■ **Task directions**: Reproduce each record below exactly as written.

* Start Recorded information *

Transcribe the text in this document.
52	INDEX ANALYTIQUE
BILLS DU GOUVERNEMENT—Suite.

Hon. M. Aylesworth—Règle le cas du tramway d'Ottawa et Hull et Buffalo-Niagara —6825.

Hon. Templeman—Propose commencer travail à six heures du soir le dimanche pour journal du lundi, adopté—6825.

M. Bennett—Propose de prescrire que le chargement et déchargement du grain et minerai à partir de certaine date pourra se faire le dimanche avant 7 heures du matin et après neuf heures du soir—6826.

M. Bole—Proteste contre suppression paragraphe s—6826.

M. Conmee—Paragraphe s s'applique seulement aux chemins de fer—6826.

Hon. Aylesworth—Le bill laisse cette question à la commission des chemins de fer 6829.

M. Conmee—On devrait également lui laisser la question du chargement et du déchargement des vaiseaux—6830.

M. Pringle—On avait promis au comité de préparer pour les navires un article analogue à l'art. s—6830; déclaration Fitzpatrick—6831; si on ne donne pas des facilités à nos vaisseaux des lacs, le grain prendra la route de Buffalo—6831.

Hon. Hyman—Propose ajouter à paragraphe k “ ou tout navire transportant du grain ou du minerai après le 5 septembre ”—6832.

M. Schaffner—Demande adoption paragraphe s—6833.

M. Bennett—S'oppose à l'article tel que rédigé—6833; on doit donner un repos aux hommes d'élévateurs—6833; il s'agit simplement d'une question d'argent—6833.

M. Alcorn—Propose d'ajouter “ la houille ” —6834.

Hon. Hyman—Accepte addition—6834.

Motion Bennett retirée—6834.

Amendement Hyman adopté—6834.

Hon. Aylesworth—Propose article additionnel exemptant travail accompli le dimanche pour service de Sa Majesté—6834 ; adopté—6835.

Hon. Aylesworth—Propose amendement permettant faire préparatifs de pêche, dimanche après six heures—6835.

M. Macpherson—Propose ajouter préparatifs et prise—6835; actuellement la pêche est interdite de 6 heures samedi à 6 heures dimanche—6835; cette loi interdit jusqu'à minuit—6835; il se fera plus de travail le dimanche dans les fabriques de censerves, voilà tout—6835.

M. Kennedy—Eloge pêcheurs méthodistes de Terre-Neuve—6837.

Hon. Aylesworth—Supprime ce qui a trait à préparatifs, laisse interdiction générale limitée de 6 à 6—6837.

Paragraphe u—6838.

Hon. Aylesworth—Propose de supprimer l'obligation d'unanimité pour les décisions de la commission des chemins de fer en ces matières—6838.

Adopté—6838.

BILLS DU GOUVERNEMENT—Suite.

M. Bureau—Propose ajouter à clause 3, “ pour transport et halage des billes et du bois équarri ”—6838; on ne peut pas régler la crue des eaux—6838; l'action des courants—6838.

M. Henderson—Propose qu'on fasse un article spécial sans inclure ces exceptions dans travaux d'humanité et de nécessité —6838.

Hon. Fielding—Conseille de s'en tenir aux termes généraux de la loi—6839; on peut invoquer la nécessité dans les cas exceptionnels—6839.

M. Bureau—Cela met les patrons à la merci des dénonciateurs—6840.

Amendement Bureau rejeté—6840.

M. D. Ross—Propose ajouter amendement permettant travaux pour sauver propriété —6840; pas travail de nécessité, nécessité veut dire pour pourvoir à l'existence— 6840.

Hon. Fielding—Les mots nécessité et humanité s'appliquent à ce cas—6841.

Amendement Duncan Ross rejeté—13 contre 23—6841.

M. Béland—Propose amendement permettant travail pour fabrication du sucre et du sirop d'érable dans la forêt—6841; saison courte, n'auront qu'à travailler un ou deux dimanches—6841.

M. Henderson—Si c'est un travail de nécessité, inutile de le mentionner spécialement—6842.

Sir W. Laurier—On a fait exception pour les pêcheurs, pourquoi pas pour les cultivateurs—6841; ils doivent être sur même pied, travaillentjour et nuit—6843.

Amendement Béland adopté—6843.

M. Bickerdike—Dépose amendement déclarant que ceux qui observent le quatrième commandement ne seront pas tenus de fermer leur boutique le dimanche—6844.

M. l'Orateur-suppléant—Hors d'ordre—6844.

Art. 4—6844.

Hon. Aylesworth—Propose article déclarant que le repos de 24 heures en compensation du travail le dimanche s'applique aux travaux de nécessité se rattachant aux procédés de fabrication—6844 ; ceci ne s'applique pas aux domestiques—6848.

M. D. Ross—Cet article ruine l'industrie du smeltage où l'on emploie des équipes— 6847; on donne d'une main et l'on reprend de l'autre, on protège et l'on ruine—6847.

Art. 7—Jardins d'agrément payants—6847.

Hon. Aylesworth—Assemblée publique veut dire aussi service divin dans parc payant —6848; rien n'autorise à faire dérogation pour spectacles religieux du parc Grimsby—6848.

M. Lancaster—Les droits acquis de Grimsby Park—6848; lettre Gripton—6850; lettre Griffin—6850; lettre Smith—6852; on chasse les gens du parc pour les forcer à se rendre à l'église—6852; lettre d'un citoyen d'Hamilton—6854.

* End Recorded information *

■ **The response**:
Transcribe the text in this document.
52	INDEX ANALYTIQUE
BILLS DU GOUVERNEMENT—Suite.

Hon. M. Aylesworth—Règle le cas du tramway d'Ottawa et Hull et Buffalo-Niagara —6825.

Hon. Templeman—Propose commencer travail à six heures du soir le dimanche pour journal du lundi, adopté—6825.

M. Bennett—Propose de prescrire que le chargement et déchargement du grain et minerai à partir de certaine date pourra se faire le dimanche avant 7 heures du matin et après neuf heures du soir—6826.

M. Bole—Proteste contre suppression paragraphe s—6826.

M. Conmee—Paragraphe s s'applique seulement aux chemins de fer—6826.

Hon. Aylesworth—Le bill laisse cette question à la commission des chemins de fer 6829.

M. Conmee—On devrait également lui laisser la question du chargement et du déchargement des vaiseaux—6830.

M. Pringle—On avait promis au comité de préparer pour les navires un article analogue à l'art. s—6830; déclaration Fitzpatrick—6831; si on ne donne pas des facilités à nos vaisseaux des lacs, le grain prendra la route de Buffalo—6831.

Hon. Hyman—Propose ajouter à paragraphe k “ ou tout navire transportant du grain ou du minerai après le 5 septembre ”—6832.

M. Schaffner—Demande adoption paragraphe s—6833.

M. Bennett—S'oppose à l'article tel que rédigé—6833; on doit donner un repos aux hommes d'élévateurs—6833; il s'agit simplement d'une question d'argent—6833.

M. Alcorn—Propose d'ajouter “ la houille ” —6834.

Hon. Hyman—Accepte addition—6834.

Motion Bennett retirée—6834.

Amendement Hyman adopté—6834.

Hon. Aylesworth—Propose article additionnel exemptant travail accompli le dimanche pour service de Sa Majesté—6834 ; adopté—6835.

Hon. Aylesworth—Propose amendement permettant faire préparatifs de pêche, dimanche après six heures—6835.

M. Macpherson—Propose ajouter préparatifs et prise—6835; actuellement la pêche est interdite de 6 heures samedi à 6 heures dimanche—6835; cette loi interdit jusqu'à minuit—6835; il se fera plus de travail le dimanche dans les fabriques de censerves, voilà tout—6835.

M. Kennedy—Eloge pêcheurs méthodistes de Terre-Neuve—6837.

Hon. Aylesworth—Supprime ce qui a trait à préparatifs, laisse interdiction générale limitée de 6 à 6—6837.

Paragraphe u—6838.

Hon. Aylesworth—Propose de supprimer l'obligation d'unanimité pour les décisions de la commission des chemins de fer en ces matières—6838.

Adopté—6838.

BILLS DU GOUVERNEMENT—Suite.

M. Bureau—Propose ajouter à clause 3, “ pour transport et halage des billes et du bois équarri ”—6838; on ne peut pas régler la crue des eaux—6838; l'action des courants—6838.

M. Henderson—Propose qu'on fasse un article spécial sans inclure ces exceptions dans travaux d'humanité et de nécessité —6838.

Hon. Fielding—Conseille de s'en tenir aux termes généraux de la loi—6839; on peut invoquer la nécessité dans les cas exceptionnels—6839.

M. Bureau—Cela met les patrons à la merci des dénonciateurs—6840.

Amendement Bureau rejeté—6840.

M. D. Ross—Propose ajouter amendement permettant travaux pour sauver propriété —6840; pas travail de nécessité, nécessité veut dire pour pourvoir à l'existence— 6840.

Hon. Fielding—Les mots nécessité et humanité s'appliquent à ce cas—6841.

Amendement Duncan Ross rejeté—13 contre 23—6841.

M. Béland—Propose amendement permettant travail pour fabrication du sucre et du sirop d'érable dans la forêt—6841; saison courte, n'auront qu'à travailler un ou deux dimanches—6841.

M. Henderson—Si c'est un travail de nécessité, inutile de le mentionner spécialement—6842.

Sir W. Laurier—On a fait exception pour les pêcheurs, pourquoi pas pour les cultivateurs—6841; ils doivent être sur même pied, travaillentjour et nuit—6843.

Amendement Béland adopté—6843.

M. Bickerdike—Dépose amendement déclarant que ceux qui observent le quatrième commandement ne seront pas tenus de fermer leur boutique le dimanche—6844.

M. l'Orateur-suppléant—Hors d'ordre—6844.

Art. 4—6844.

Hon. Aylesworth—Propose article déclarant que le repos de 24 heures en compensation du travail le dimanche s'applique aux travaux de nécessité se rattachant aux procédés de fabrication—6844 ; ceci ne s'applique pas aux domestiques—6848.

M. D. Ross—Cet article ruine l'industrie du smeltage où l'on emploie des équipes— 6847; on donne d'une main et l'on reprend de l'autre, on protège et l'on ruine—6847.

Art. 7—Jardins d'agrément payants—6847.

Hon. Aylesworth—Assemblée publique veut dire aussi service divin dans parc payant —6848; rien n'autorise à faire dérogation pour spectacles religieux du parc Grimsby—6848.

M. Lancaster—Les droits acquis de Grimsby Park—6848; lettre Gripton—6850; lettre Griffin—6850; lettre Smith—6852; on chasse les gens du parc pour les forcer à se rendre à l'église—6852; lettre d'un citoyen d'Hamilton—6854.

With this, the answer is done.